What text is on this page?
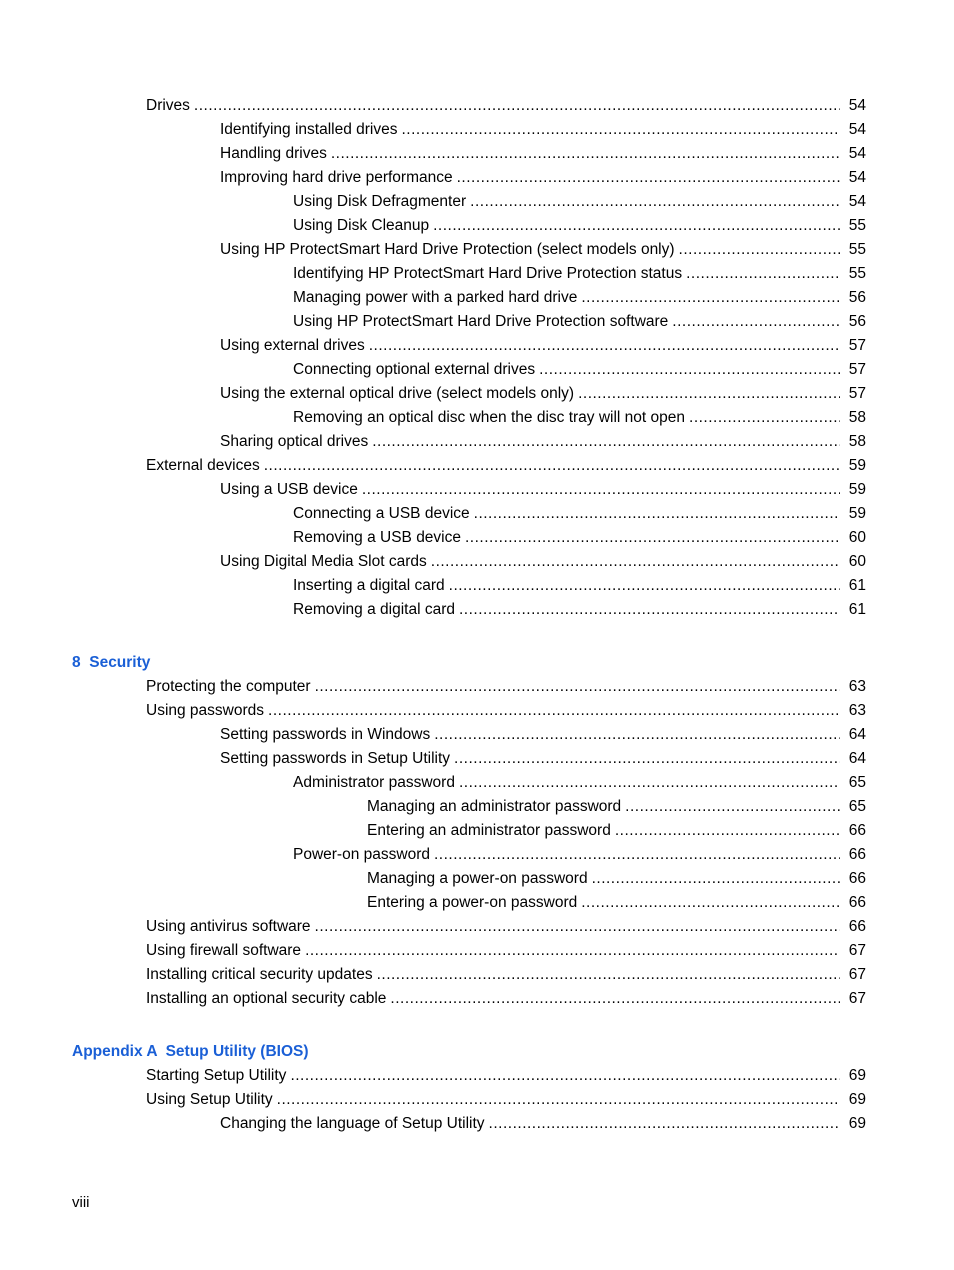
Drives .....	54
Identifying installed drives .....	54
Handling drives .....	54
Improving hard drive performance .....	54
Using Disk Defragmenter .....	54
Using Disk Cleanup .....	55
Using HP ProtectSmart Hard Drive Protection (select models only) .....	55
Identifying HP ProtectSmart Hard Drive Protection status .....	55
Managing power with a parked hard drive .....	56
Using HP ProtectSmart Hard Drive Protection software .....	56
Using external drives .....	57
Connecting optional external drives .....	57
Using the external optical drive (select models only) .....	57
Removing an optical disc when the disc tray will not open .....	58
Sharing optical drives .....	58
External devices .....	59
Using a USB device .....	59
Connecting a USB device .....	59
Removing a USB device .....	60
Using Digital Media Slot cards .....	60
Inserting a digital card .....	61
Removing a digital card .....	61
8  Security
Protecting the computer .....	63
Using passwords .....	63
Setting passwords in Windows .....	64
Setting passwords in Setup Utility .....	64
Administrator password .....	65
Managing an administrator password .....	65
Entering an administrator password .....	66
Power-on password .....	66
Managing a power-on password .....	66
Entering a power-on password .....	66
Using antivirus software .....	66
Using firewall software .....	67
Installing critical security updates .....	67
Installing an optional security cable .....	67
Appendix A  Setup Utility (BIOS)
Starting Setup Utility .....	69
Using Setup Utility .....	69
Changing the language of Setup Utility .....	69
viii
:::::
### INSTRUCTIONS FOR THE TASK
Check the entries above for the word "Utility" and copy every line where it turns up.

### TASK SOLUTION
Setting passwords in Setup Utility .....	64
Appendix A  Setup Utility (BIOS)
Starting Setup Utility .....	69
Using Setup Utility .....	69
Changing the language of Setup Utility .....	69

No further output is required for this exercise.